WORK TO BE COMPLETED>
In the listing that follows, count the lines holding the word "adereços" and report only that number.

MATERIAL PROVIDED>
---
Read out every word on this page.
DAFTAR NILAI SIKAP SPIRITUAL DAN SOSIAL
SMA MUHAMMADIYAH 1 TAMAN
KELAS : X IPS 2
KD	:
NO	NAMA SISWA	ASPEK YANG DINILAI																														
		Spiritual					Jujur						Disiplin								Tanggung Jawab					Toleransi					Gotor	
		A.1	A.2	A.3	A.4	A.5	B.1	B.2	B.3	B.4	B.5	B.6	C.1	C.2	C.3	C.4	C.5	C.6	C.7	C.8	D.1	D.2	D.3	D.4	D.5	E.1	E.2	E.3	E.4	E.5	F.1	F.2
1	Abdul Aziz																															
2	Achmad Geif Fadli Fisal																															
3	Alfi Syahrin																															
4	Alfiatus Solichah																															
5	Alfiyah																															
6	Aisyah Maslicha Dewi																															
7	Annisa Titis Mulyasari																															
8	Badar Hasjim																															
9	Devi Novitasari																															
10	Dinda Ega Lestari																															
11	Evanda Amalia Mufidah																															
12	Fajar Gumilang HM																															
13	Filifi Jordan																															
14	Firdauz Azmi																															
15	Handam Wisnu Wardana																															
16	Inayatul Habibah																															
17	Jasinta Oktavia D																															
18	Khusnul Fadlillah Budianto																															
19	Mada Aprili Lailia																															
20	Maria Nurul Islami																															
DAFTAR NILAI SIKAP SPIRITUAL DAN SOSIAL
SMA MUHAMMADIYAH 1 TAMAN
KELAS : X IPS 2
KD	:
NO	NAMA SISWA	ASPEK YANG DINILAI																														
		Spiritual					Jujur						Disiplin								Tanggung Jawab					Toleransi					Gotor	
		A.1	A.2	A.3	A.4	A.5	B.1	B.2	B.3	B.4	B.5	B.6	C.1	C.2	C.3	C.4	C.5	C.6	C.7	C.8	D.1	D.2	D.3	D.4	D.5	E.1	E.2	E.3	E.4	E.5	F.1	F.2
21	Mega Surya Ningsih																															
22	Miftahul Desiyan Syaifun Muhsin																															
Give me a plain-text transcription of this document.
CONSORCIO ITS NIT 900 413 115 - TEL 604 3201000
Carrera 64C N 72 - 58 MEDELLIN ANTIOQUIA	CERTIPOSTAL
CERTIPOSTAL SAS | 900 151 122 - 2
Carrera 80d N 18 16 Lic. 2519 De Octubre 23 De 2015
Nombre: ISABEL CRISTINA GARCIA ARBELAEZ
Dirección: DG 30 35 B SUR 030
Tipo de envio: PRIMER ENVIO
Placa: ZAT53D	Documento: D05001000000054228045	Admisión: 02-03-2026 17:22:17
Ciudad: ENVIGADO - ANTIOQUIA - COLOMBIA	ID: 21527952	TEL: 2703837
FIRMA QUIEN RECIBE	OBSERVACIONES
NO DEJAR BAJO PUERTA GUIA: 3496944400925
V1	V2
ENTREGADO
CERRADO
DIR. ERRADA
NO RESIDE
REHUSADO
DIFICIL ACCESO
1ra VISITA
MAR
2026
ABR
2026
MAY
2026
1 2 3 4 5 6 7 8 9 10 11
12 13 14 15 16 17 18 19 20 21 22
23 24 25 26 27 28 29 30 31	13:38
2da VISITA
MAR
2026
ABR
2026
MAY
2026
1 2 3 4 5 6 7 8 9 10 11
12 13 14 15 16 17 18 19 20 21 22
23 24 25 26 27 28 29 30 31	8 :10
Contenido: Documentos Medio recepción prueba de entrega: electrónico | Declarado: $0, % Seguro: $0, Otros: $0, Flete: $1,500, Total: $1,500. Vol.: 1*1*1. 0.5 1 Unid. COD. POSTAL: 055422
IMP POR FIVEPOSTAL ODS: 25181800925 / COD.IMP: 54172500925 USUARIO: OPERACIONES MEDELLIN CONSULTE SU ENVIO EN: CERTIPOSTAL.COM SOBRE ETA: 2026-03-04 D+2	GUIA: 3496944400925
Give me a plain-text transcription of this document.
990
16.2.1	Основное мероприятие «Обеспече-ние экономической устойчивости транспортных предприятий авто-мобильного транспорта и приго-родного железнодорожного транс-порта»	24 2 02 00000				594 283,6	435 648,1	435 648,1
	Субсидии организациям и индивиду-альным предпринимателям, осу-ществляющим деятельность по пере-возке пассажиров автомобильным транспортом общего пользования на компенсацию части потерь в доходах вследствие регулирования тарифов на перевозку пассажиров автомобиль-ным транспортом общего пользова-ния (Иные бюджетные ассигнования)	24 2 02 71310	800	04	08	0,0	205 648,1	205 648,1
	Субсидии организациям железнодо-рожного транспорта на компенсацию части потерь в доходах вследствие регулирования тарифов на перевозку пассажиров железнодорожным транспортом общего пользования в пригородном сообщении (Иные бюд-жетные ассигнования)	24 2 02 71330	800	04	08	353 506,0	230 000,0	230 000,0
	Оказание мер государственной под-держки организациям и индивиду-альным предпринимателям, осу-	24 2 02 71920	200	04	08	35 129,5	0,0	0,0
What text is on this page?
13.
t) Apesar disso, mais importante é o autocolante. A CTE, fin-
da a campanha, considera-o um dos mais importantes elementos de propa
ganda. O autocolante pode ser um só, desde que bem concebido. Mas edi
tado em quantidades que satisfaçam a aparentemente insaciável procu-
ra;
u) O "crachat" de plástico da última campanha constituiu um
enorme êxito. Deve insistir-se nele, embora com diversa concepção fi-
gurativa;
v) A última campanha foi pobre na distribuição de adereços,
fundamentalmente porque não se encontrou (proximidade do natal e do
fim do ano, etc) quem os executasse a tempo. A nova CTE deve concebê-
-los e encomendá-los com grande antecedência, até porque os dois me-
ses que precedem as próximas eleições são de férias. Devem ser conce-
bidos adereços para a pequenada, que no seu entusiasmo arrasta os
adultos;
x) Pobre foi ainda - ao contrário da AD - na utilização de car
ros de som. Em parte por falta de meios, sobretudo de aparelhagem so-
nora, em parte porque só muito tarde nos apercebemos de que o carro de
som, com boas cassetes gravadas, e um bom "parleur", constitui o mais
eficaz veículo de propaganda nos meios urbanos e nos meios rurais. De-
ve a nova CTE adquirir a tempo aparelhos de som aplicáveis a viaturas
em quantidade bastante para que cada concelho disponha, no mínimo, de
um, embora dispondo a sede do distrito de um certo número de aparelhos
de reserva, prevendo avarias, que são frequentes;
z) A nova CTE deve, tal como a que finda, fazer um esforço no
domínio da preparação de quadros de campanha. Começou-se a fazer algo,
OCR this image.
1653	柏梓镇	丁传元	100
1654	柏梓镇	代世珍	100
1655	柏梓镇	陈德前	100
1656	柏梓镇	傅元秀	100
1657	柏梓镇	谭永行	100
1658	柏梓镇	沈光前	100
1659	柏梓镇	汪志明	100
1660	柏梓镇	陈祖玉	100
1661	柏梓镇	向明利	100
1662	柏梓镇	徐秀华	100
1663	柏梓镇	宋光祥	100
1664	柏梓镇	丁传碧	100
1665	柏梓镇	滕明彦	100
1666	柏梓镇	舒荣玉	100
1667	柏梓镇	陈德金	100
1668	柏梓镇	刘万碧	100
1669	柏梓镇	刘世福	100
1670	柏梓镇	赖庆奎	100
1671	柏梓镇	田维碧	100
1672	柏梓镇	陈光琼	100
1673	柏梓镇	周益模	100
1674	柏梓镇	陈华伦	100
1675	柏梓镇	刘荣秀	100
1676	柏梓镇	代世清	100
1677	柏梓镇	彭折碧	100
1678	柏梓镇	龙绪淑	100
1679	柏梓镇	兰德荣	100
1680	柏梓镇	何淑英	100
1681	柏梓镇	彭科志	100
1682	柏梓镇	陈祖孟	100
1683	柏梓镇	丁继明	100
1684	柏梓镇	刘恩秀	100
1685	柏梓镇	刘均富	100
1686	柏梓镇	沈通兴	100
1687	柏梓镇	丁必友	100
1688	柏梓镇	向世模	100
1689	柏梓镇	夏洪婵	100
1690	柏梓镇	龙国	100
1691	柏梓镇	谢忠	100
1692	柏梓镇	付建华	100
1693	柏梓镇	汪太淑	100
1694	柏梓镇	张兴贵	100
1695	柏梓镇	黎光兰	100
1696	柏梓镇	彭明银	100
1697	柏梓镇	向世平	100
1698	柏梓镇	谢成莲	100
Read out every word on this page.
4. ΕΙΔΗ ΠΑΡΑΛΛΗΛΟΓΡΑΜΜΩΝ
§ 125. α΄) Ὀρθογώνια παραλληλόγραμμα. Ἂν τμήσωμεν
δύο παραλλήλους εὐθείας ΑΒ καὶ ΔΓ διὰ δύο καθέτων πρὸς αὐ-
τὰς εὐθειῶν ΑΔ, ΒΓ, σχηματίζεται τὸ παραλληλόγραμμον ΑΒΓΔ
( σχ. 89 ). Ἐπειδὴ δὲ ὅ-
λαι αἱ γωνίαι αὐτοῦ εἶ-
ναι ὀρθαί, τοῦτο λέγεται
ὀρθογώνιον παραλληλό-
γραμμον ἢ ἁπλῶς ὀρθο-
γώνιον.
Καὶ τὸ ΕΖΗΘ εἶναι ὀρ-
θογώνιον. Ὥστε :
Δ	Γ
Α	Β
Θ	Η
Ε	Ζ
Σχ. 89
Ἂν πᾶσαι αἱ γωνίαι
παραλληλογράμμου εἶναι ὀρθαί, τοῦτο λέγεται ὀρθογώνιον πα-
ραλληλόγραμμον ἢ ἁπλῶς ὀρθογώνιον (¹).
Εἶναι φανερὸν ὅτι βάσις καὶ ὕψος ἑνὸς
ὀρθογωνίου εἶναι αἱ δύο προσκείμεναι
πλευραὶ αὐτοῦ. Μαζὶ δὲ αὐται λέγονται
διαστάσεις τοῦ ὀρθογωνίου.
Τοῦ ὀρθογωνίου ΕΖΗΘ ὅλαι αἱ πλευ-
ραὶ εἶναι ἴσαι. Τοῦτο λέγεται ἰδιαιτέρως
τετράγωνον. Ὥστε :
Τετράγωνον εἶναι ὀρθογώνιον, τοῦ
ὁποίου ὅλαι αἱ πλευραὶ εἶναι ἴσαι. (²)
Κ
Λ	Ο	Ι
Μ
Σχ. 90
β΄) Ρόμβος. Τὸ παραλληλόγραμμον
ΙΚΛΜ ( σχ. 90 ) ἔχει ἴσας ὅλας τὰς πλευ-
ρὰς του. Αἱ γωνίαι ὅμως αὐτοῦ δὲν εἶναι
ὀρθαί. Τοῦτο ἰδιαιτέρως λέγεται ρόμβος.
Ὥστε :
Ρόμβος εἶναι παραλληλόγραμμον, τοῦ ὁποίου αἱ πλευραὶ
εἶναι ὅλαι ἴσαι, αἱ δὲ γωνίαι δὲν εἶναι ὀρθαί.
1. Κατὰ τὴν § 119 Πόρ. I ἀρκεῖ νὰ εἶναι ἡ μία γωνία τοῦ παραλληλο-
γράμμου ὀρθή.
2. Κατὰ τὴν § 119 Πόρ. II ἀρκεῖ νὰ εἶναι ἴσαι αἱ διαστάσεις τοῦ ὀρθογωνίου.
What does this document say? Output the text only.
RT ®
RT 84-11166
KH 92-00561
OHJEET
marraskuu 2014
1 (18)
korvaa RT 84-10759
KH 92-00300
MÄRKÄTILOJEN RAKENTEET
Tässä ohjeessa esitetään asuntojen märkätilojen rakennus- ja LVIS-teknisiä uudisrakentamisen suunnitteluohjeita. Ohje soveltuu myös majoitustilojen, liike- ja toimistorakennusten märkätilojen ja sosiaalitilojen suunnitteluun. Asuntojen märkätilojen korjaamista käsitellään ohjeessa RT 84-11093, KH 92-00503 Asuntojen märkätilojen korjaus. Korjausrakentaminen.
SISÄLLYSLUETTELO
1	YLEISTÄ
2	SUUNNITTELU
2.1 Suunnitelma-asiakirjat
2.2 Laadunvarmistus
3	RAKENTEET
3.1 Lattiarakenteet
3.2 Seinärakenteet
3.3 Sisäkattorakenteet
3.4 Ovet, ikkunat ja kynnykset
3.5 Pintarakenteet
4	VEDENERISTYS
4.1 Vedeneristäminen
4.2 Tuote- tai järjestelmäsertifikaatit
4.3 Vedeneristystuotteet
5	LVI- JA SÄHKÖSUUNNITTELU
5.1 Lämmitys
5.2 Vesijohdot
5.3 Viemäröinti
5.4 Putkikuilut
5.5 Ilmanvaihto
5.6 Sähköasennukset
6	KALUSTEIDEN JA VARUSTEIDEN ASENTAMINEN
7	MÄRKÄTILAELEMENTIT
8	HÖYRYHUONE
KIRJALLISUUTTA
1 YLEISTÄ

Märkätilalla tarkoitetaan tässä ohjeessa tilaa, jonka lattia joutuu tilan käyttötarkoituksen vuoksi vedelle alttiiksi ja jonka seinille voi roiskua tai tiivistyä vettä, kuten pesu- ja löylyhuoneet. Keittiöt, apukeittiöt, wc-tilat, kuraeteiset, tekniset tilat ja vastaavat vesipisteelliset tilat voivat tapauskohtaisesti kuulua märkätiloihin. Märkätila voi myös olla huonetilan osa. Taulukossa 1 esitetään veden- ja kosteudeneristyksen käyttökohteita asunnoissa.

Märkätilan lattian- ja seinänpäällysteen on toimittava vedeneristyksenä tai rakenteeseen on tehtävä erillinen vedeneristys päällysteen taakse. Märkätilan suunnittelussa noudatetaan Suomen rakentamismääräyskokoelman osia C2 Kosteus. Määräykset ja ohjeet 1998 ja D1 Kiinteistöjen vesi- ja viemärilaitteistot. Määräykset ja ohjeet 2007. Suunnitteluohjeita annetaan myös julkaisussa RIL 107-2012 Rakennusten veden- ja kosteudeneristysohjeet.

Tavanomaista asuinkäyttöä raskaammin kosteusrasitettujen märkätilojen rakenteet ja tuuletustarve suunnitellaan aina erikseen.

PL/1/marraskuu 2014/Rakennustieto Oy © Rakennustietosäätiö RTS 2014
---
OUTPUT FOR THIS EXERCISE>
2